Make an exact copy of all the entries below, with the pictures left out.

# # # # # # #

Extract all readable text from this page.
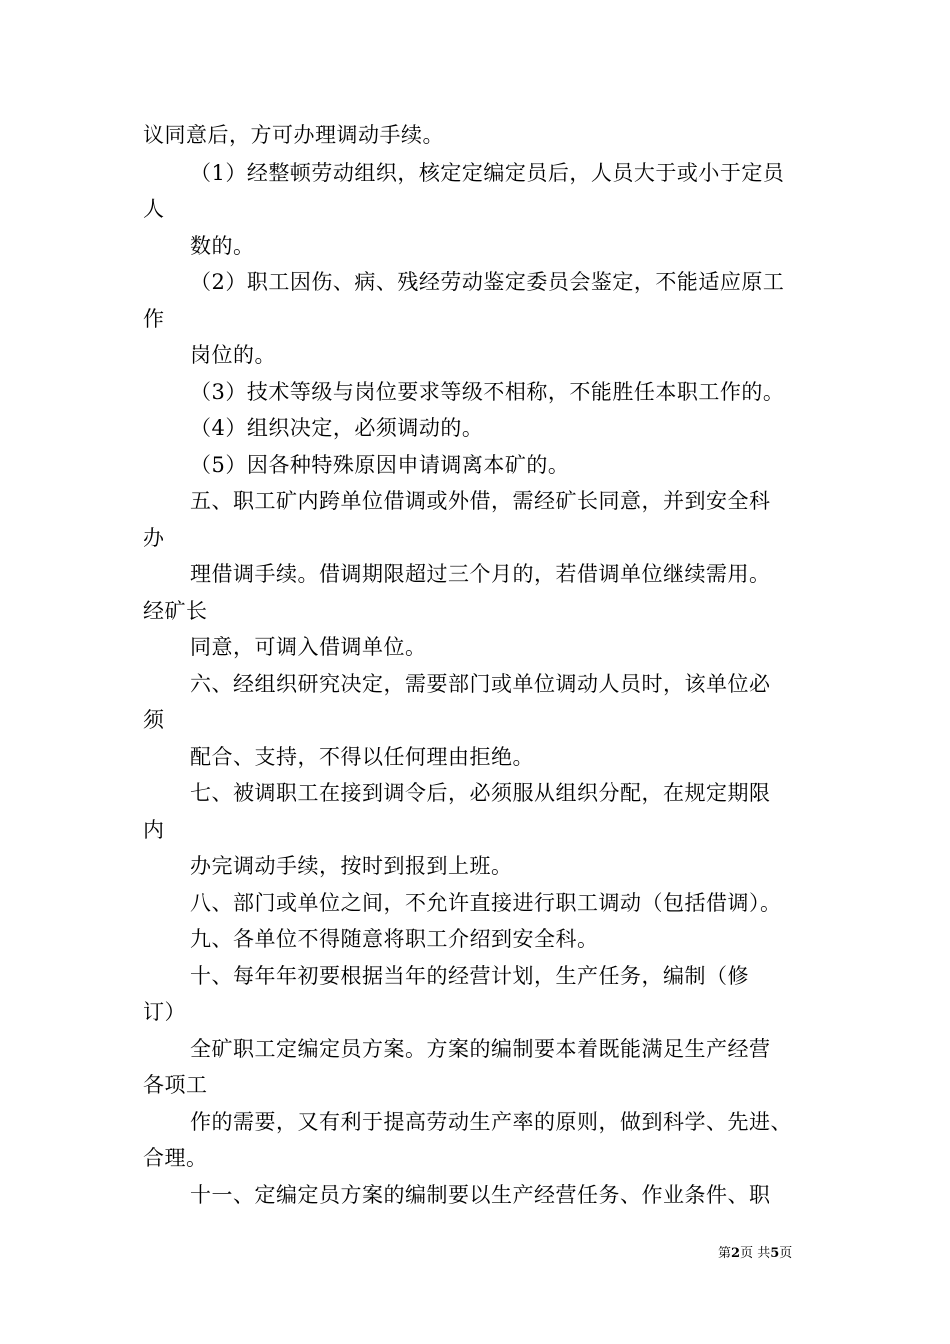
议同意后，方可办理调动手续。
（1）经整顿劳动组织，核定定编定员后，人员大于或小于定员
人
数的。
（2）职工因伤、病、残经劳动鉴定委员会鉴定，不能适应原工
作
岗位的。
（3）技术等级与岗位要求等级不相称，不能胜任本职工作的。
（4）组织决定，必须调动的。
（5）因各种特殊原因申请调离本矿的。
五、职工矿内跨单位借调或外借，需经矿长同意，并到安全科
办
理借调手续。借调期限超过三个月的，若借调单位继续需用。
经矿长
同意，可调入借调单位。
六、经组织研究决定，需要部门或单位调动人员时，该单位必
须
配合、支持，不得以任何理由拒绝。
七、被调职工在接到调令后，必须服从组织分配，在规定期限
内
办完调动手续，按时到报到上班。
八、部门或单位之间，不允许直接进行职工调动（包括借调）。
九、各单位不得随意将职工介绍到安全科。
十、每年年初要根据当年的经营计划，生产任务，编制（修
订）
全矿职工定编定员方案。方案的编制要本着既能满足生产经营
各项工
作的需要，又有利于提高劳动生产率的原则，做到科学、先进、
合理。
十一、定编定员方案的编制要以生产经营任务、作业条件、职
第2页 共5页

# # # # # # #

FINISHED EXERCISE |
Extract all readable text from this page.
议同意后，方可办理调动手续。
（1）经整顿劳动组织，核定定编定员后，人员大于或小于定员
人
数的。
（2）职工因伤、病、残经劳动鉴定委员会鉴定，不能适应原工
作
岗位的。
（3）技术等级与岗位要求等级不相称，不能胜任本职工作的。
（4）组织决定，必须调动的。
（5）因各种特殊原因申请调离本矿的。
五、职工矿内跨单位借调或外借，需经矿长同意，并到安全科
办
理借调手续。借调期限超过三个月的，若借调单位继续需用。
经矿长
同意，可调入借调单位。
六、经组织研究决定，需要部门或单位调动人员时，该单位必
须
配合、支持，不得以任何理由拒绝。
七、被调职工在接到调令后，必须服从组织分配，在规定期限
内
办完调动手续，按时到报到上班。
八、部门或单位之间，不允许直接进行职工调动（包括借调）。
九、各单位不得随意将职工介绍到安全科。
十、每年年初要根据当年的经营计划，生产任务，编制（修
订）
全矿职工定编定员方案。方案的编制要本着既能满足生产经营
各项工
作的需要，又有利于提高劳动生产率的原则，做到科学、先进、
合理。
十一、定编定员方案的编制要以生产经营任务、作业条件、职
第2页 共5页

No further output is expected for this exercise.